### EXERCISE AIM:
Comb through the entries for "ciedata" and pull out each line that holds it.

### INPUT FOR THIS TASK:
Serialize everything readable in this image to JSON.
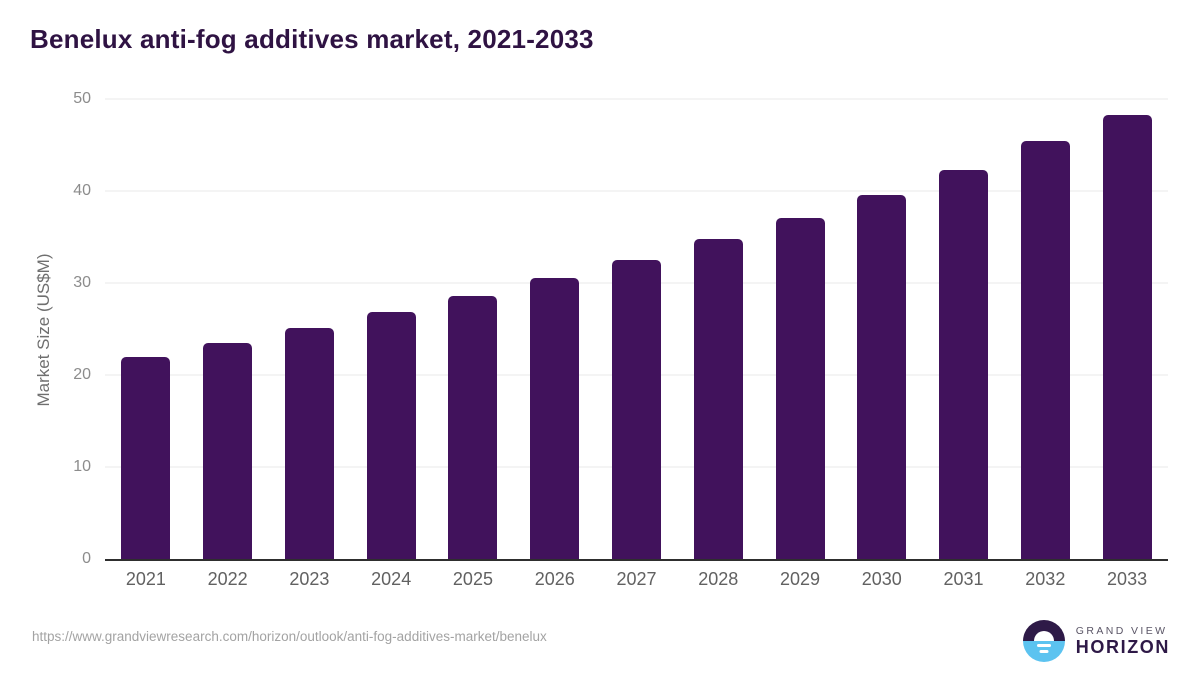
{
  "page": {
    "title": "Benelux anti-fog additives market, 2021-2033"
  },
  "chart_data": {
    "type": "bar",
    "title": "Benelux anti-fog additives market, 2021-2033",
    "categories": [
      "2021",
      "2022",
      "2023",
      "2024",
      "2025",
      "2026",
      "2027",
      "2028",
      "2029",
      "2030",
      "2031",
      "2032",
      "2033"
    ],
    "values": [
      22.0,
      23.5,
      25.1,
      26.8,
      28.6,
      30.5,
      32.5,
      34.8,
      37.1,
      39.6,
      42.3,
      45.4,
      48.3
    ],
    "xlabel": "",
    "ylabel": "Market Size (US$M)",
    "ylim": [
      0,
      50
    ],
    "yticks": [
      0,
      10,
      20,
      30,
      40,
      50
    ],
    "grid": true,
    "legend": false,
    "bar_color": "#41125c",
    "gridline_color": "#e9e9e9",
    "axis_line_color": "#2e2e2e",
    "title_color": "#2f1343"
  },
  "footer": {
    "source_url": "https://www.grandviewresearch.com/horizon/outlook/anti-fog-additives-market/benelux",
    "logo": {
      "top_text": "GRAND VIEW",
      "bottom_text": "HORIZON",
      "circle_top_color": "#2e1a47",
      "circle_bottom_color": "#5cc3f0"
    }
  }
}
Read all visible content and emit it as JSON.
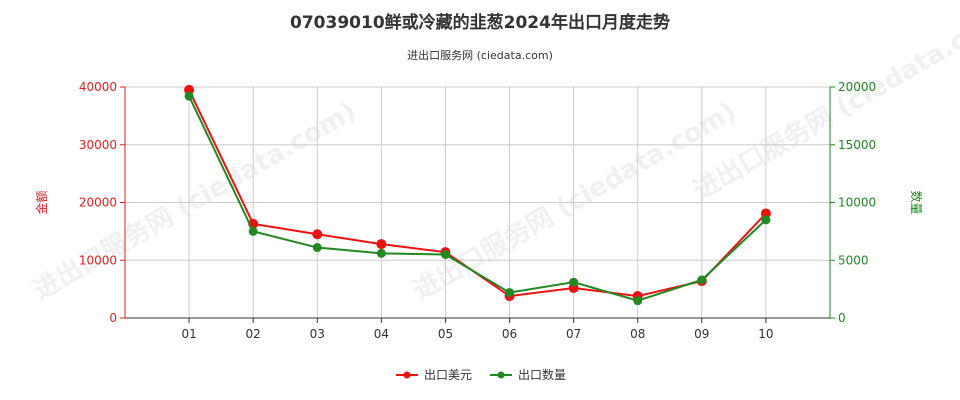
{
  "title": "07039010鲜或冷藏的韭葱2024年出口月度走势",
  "subtitle": "进出口服务网 (ciedata.com)",
  "watermark": "进出口服务网 (ciedata.com)",
  "chart_data": {
    "type": "line",
    "categories": [
      "01",
      "02",
      "03",
      "04",
      "05",
      "06",
      "07",
      "08",
      "09",
      "10"
    ],
    "y_left": {
      "label": "金额",
      "ylim": [
        0,
        40000
      ],
      "ticks": [
        0,
        10000,
        20000,
        30000,
        40000
      ],
      "color": "#dd2222"
    },
    "y_right": {
      "label": "数量",
      "ylim": [
        0,
        20000
      ],
      "ticks": [
        0,
        5000,
        10000,
        15000,
        20000
      ],
      "color": "#228822"
    },
    "grid": true,
    "legend_position": "bottom",
    "series": [
      {
        "name": "出口美元",
        "axis": "left",
        "color": "#ee1111",
        "values": [
          39500,
          16300,
          14500,
          12800,
          11400,
          3800,
          5200,
          3800,
          6400,
          18100
        ]
      },
      {
        "name": "出口数量",
        "axis": "right",
        "color": "#228822",
        "values": [
          19200,
          7500,
          6100,
          5600,
          5500,
          2200,
          3100,
          1500,
          3300,
          8500
        ]
      }
    ]
  }
}
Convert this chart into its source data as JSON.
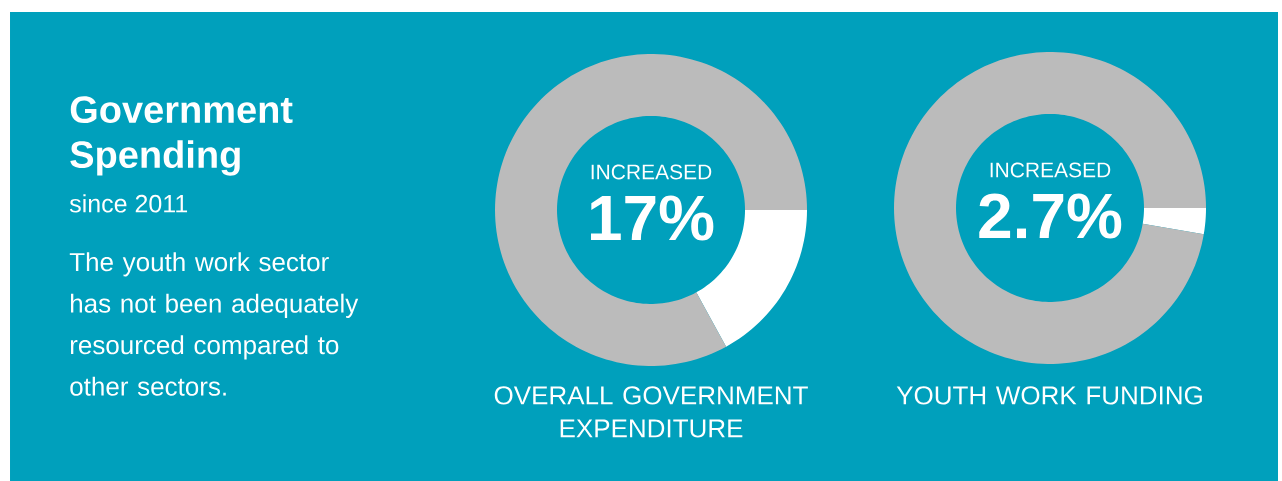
{
  "chart_data": [
    {
      "type": "other",
      "title": "Government Spending",
      "subtitle": "since 2011",
      "annotations": [
        "The youth work sector has not been adequately resourced compared to other sectors."
      ]
    },
    {
      "type": "donut",
      "title": "OVERALL GOVERNMENT EXPENDITURE",
      "categories": [
        null,
        null
      ],
      "values": [
        17,
        83
      ],
      "colors": [
        "#ffffff",
        "#bbbbbb"
      ],
      "annotations": [
        "INCREASED",
        "17%"
      ]
    },
    {
      "type": "donut",
      "title": "YOUTH WORK FUNDING",
      "categories": [
        null,
        null
      ],
      "values": [
        2.7,
        97.3
      ],
      "colors": [
        "#ffffff",
        "#bbbbbb"
      ],
      "annotations": [
        "INCREASED",
        "2.7%"
      ]
    }
  ]
}
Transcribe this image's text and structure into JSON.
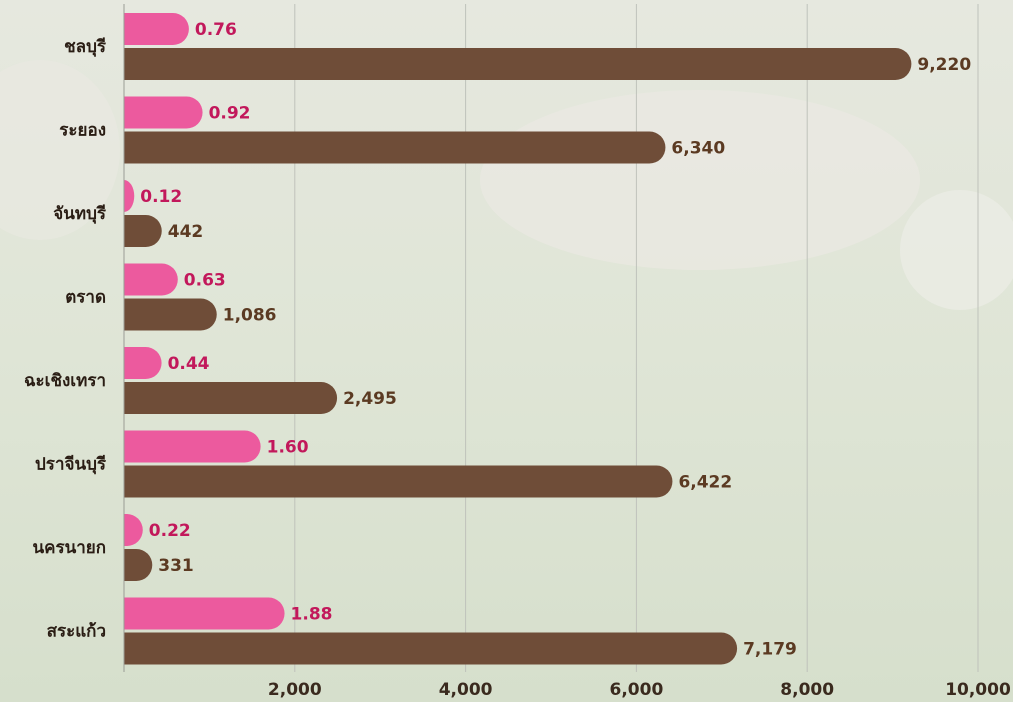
{
  "chart_data": {
    "type": "hbar",
    "categories": [
      "ชลบุรี",
      "ระยอง",
      "จันทบุรี",
      "ตราด",
      "ฉะเชิงเทรา",
      "ปราจีนบุรี",
      "นครนายก",
      "สระแก้ว"
    ],
    "series": [
      {
        "color": "#ec5a9e",
        "label_color": "#c2185b",
        "axis": "y2",
        "values": [
          0.76,
          0.92,
          0.12,
          0.63,
          0.44,
          1.6,
          0.22,
          1.88
        ],
        "value_labels": [
          "0.76",
          "0.92",
          "0.12",
          "0.63",
          "0.44",
          "1.60",
          "0.22",
          "1.88"
        ]
      },
      {
        "color": "#6f4d38",
        "label_color": "#5b3a22",
        "values": [
          9220,
          6340,
          442,
          1086,
          2495,
          6422,
          331,
          7179
        ],
        "value_labels": [
          "9,220",
          "6,340",
          "442",
          "1,086",
          "2,495",
          "6,422",
          "331",
          "7,179"
        ]
      }
    ],
    "ylim": [
      0,
      10000
    ],
    "yticks": [
      {
        "value": 2000,
        "label": "2,000"
      },
      {
        "value": 4000,
        "label": "4,000"
      },
      {
        "value": 6000,
        "label": "6,000"
      },
      {
        "value": 8000,
        "label": "8,000"
      },
      {
        "value": 10000,
        "label": "10,000"
      }
    ],
    "y2lim": [
      0,
      10
    ],
    "grid": true
  }
}
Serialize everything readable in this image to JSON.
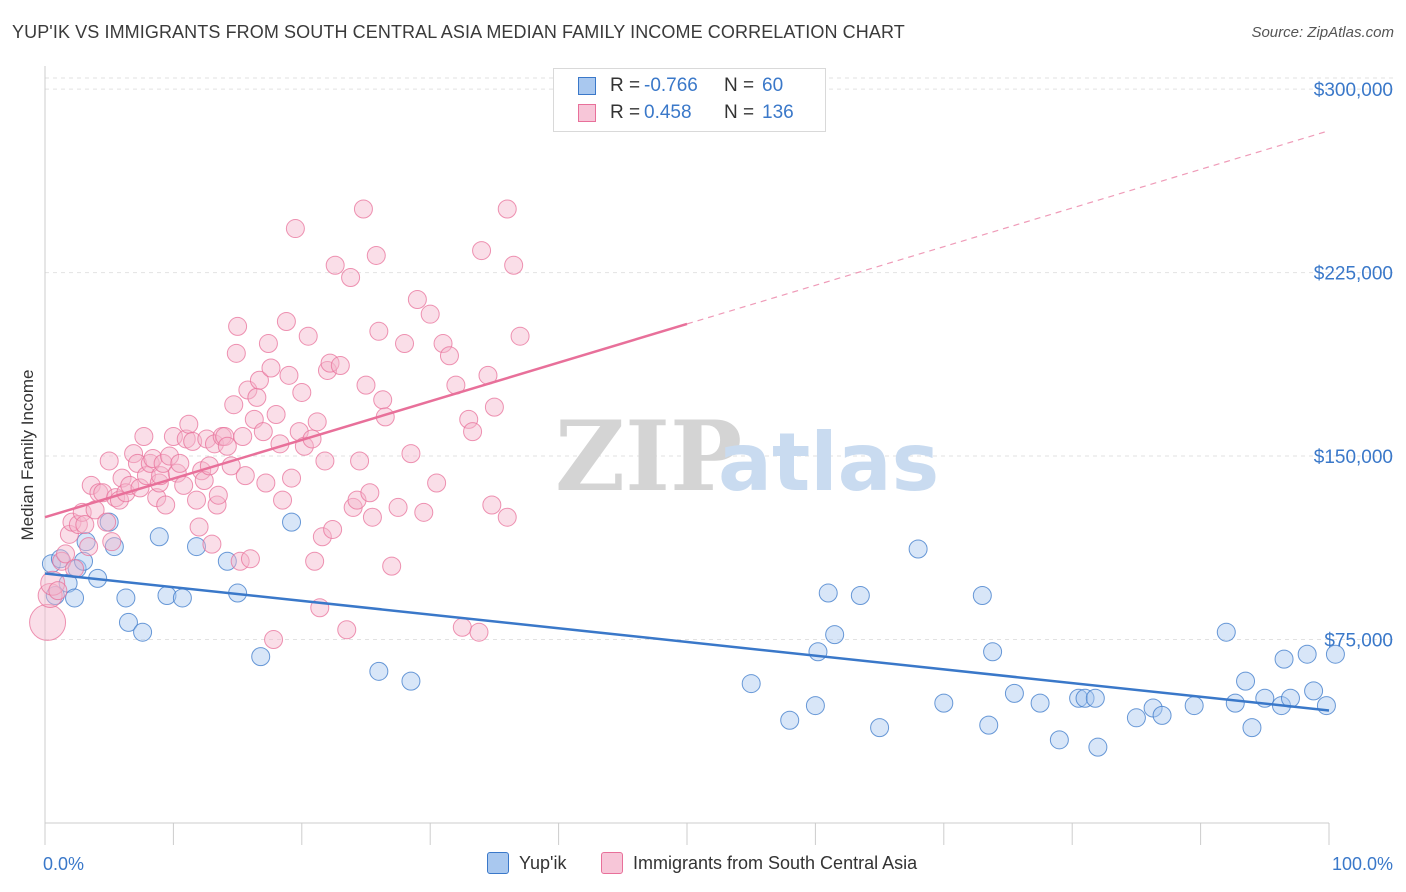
{
  "title": "YUP'IK VS IMMIGRANTS FROM SOUTH CENTRAL ASIA MEDIAN FAMILY INCOME CORRELATION CHART",
  "source": "Source: ZipAtlas.com",
  "watermark": {
    "zip": "ZIP",
    "atlas": "atlas"
  },
  "colors": {
    "blue": "#3a78c9",
    "blue_fill": "#a9c8ef",
    "pink": "#e8709a",
    "pink_fill": "#f4b6cc",
    "grid": "#e2e2e2",
    "label_blue": "#3a78c9"
  },
  "legend": {
    "rows": [
      {
        "r_label": "R =",
        "r_value": "-0.766",
        "n_label": "N =",
        "n_value": "60",
        "color": "blue"
      },
      {
        "r_label": "R =",
        "r_value": "0.458",
        "n_label": "N =",
        "n_value": "136",
        "color": "pink"
      }
    ]
  },
  "bottom_legend": {
    "series1": "Yup'ik",
    "series2": "Immigrants from South Central Asia"
  },
  "chart_data": {
    "type": "scatter",
    "ylabel": "Median Family Income",
    "xlabel": "",
    "x_tick_labels": [
      "0.0%",
      "100.0%"
    ],
    "y_tick_labels": [
      "$75,000",
      "$150,000",
      "$225,000",
      "$300,000"
    ],
    "y_ticks": [
      75000,
      150000,
      225000,
      300000
    ],
    "xlim": [
      0,
      100
    ],
    "ylim": [
      0,
      307000
    ],
    "grid": true,
    "series": [
      {
        "name": "Yup'ik",
        "color": "blue",
        "trend": {
          "x0": 0,
          "y0": 102000,
          "x1": 100,
          "y1": 46000,
          "dashed_to": 100
        },
        "points": [
          [
            0.5,
            106000
          ],
          [
            1.2,
            108000
          ],
          [
            2.5,
            104000
          ],
          [
            3.0,
            107000
          ],
          [
            1.8,
            98000
          ],
          [
            2.3,
            92000
          ],
          [
            3.2,
            115000
          ],
          [
            4.1,
            100000
          ],
          [
            5.0,
            123000
          ],
          [
            5.4,
            113000
          ],
          [
            6.3,
            92000
          ],
          [
            6.5,
            82000
          ],
          [
            7.6,
            78000
          ],
          [
            8.9,
            117000
          ],
          [
            9.5,
            93000
          ],
          [
            10.7,
            92000
          ],
          [
            11.8,
            113000
          ],
          [
            14.2,
            107000
          ],
          [
            15.0,
            94000
          ],
          [
            16.8,
            68000
          ],
          [
            19.2,
            123000
          ],
          [
            26.0,
            62000
          ],
          [
            28.5,
            58000
          ],
          [
            55.0,
            57000
          ],
          [
            58.0,
            42000
          ],
          [
            60.0,
            48000
          ],
          [
            60.2,
            70000
          ],
          [
            61.0,
            94000
          ],
          [
            61.5,
            77000
          ],
          [
            63.5,
            93000
          ],
          [
            65.0,
            39000
          ],
          [
            68.0,
            112000
          ],
          [
            70.0,
            49000
          ],
          [
            73.5,
            40000
          ],
          [
            73.0,
            93000
          ],
          [
            73.8,
            70000
          ],
          [
            75.5,
            53000
          ],
          [
            77.5,
            49000
          ],
          [
            79.0,
            34000
          ],
          [
            80.5,
            51000
          ],
          [
            81.0,
            51000
          ],
          [
            82.0,
            31000
          ],
          [
            81.8,
            51000
          ],
          [
            85.0,
            43000
          ],
          [
            86.3,
            47000
          ],
          [
            87.0,
            44000
          ],
          [
            89.5,
            48000
          ],
          [
            92.0,
            78000
          ],
          [
            92.7,
            49000
          ],
          [
            93.5,
            58000
          ],
          [
            94.0,
            39000
          ],
          [
            95.0,
            51000
          ],
          [
            96.3,
            48000
          ],
          [
            96.5,
            67000
          ],
          [
            97.0,
            51000
          ],
          [
            98.3,
            69000
          ],
          [
            98.8,
            54000
          ],
          [
            99.8,
            48000
          ],
          [
            100.5,
            69000
          ],
          [
            0.8,
            93000
          ]
        ]
      },
      {
        "name": "Immigrants from South Central Asia",
        "color": "pink",
        "trend": {
          "x0": 0,
          "y0": 125000,
          "x1": 50,
          "y1": 204000,
          "dashed_to": 100,
          "y_dashed_end": 283000
        },
        "points": [
          [
            0.2,
            82000
          ],
          [
            0.4,
            93000
          ],
          [
            0.6,
            98000
          ],
          [
            1.0,
            95000
          ],
          [
            1.3,
            107000
          ],
          [
            1.6,
            110000
          ],
          [
            1.9,
            118000
          ],
          [
            2.1,
            123000
          ],
          [
            2.3,
            104000
          ],
          [
            2.6,
            122000
          ],
          [
            2.9,
            127000
          ],
          [
            3.1,
            122000
          ],
          [
            3.4,
            113000
          ],
          [
            3.6,
            138000
          ],
          [
            3.9,
            128000
          ],
          [
            4.2,
            135000
          ],
          [
            4.5,
            135000
          ],
          [
            4.8,
            123000
          ],
          [
            5.0,
            148000
          ],
          [
            5.2,
            115000
          ],
          [
            5.5,
            133000
          ],
          [
            5.8,
            132000
          ],
          [
            6.0,
            141000
          ],
          [
            6.3,
            135000
          ],
          [
            6.6,
            138000
          ],
          [
            6.9,
            151000
          ],
          [
            7.2,
            147000
          ],
          [
            7.4,
            137000
          ],
          [
            7.7,
            158000
          ],
          [
            7.9,
            142000
          ],
          [
            8.2,
            147000
          ],
          [
            8.4,
            149000
          ],
          [
            8.7,
            133000
          ],
          [
            8.9,
            139000
          ],
          [
            9.0,
            142000
          ],
          [
            9.2,
            147000
          ],
          [
            9.4,
            130000
          ],
          [
            9.7,
            150000
          ],
          [
            10.0,
            158000
          ],
          [
            10.3,
            143000
          ],
          [
            10.5,
            147000
          ],
          [
            10.8,
            138000
          ],
          [
            11.0,
            157000
          ],
          [
            11.2,
            163000
          ],
          [
            11.5,
            156000
          ],
          [
            11.8,
            132000
          ],
          [
            12.0,
            121000
          ],
          [
            12.2,
            144000
          ],
          [
            12.4,
            140000
          ],
          [
            12.6,
            157000
          ],
          [
            12.8,
            146000
          ],
          [
            13.0,
            114000
          ],
          [
            13.2,
            155000
          ],
          [
            13.4,
            130000
          ],
          [
            13.5,
            134000
          ],
          [
            13.8,
            158000
          ],
          [
            14.0,
            158000
          ],
          [
            14.2,
            154000
          ],
          [
            14.5,
            146000
          ],
          [
            14.7,
            171000
          ],
          [
            14.9,
            192000
          ],
          [
            15.0,
            203000
          ],
          [
            15.2,
            107000
          ],
          [
            15.4,
            158000
          ],
          [
            15.6,
            142000
          ],
          [
            15.8,
            177000
          ],
          [
            16.0,
            108000
          ],
          [
            16.3,
            165000
          ],
          [
            16.5,
            174000
          ],
          [
            16.7,
            181000
          ],
          [
            17.0,
            160000
          ],
          [
            17.2,
            139000
          ],
          [
            17.4,
            196000
          ],
          [
            17.6,
            186000
          ],
          [
            17.8,
            75000
          ],
          [
            18.0,
            167000
          ],
          [
            18.3,
            155000
          ],
          [
            18.5,
            132000
          ],
          [
            18.8,
            205000
          ],
          [
            19.0,
            183000
          ],
          [
            19.2,
            141000
          ],
          [
            19.5,
            243000
          ],
          [
            19.8,
            160000
          ],
          [
            20.0,
            176000
          ],
          [
            20.2,
            154000
          ],
          [
            20.5,
            199000
          ],
          [
            20.8,
            157000
          ],
          [
            21.0,
            107000
          ],
          [
            21.2,
            164000
          ],
          [
            21.4,
            88000
          ],
          [
            21.6,
            117000
          ],
          [
            21.8,
            148000
          ],
          [
            22.0,
            185000
          ],
          [
            22.2,
            188000
          ],
          [
            22.4,
            120000
          ],
          [
            22.6,
            228000
          ],
          [
            23.0,
            187000
          ],
          [
            23.5,
            79000
          ],
          [
            23.8,
            223000
          ],
          [
            24.0,
            129000
          ],
          [
            24.3,
            132000
          ],
          [
            24.5,
            148000
          ],
          [
            24.8,
            251000
          ],
          [
            25.0,
            179000
          ],
          [
            25.3,
            135000
          ],
          [
            25.5,
            125000
          ],
          [
            25.8,
            232000
          ],
          [
            26.0,
            201000
          ],
          [
            26.3,
            173000
          ],
          [
            26.5,
            166000
          ],
          [
            27.0,
            105000
          ],
          [
            27.5,
            129000
          ],
          [
            28.0,
            196000
          ],
          [
            28.5,
            151000
          ],
          [
            29.0,
            214000
          ],
          [
            29.5,
            127000
          ],
          [
            30.0,
            208000
          ],
          [
            30.5,
            139000
          ],
          [
            31.0,
            196000
          ],
          [
            31.5,
            191000
          ],
          [
            32.0,
            179000
          ],
          [
            32.5,
            80000
          ],
          [
            33.0,
            165000
          ],
          [
            33.3,
            160000
          ],
          [
            33.8,
            78000
          ],
          [
            34.0,
            234000
          ],
          [
            34.5,
            183000
          ],
          [
            34.8,
            130000
          ],
          [
            35.0,
            170000
          ],
          [
            36.0,
            125000
          ],
          [
            36.5,
            228000
          ],
          [
            37.0,
            199000
          ],
          [
            36.0,
            251000
          ]
        ]
      }
    ]
  }
}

### FINISHED ANSWER:
  "subtitle": "进出口服务网 (ciedata.com)",
  "watermark": "进出口服务网 (ciedata.com)",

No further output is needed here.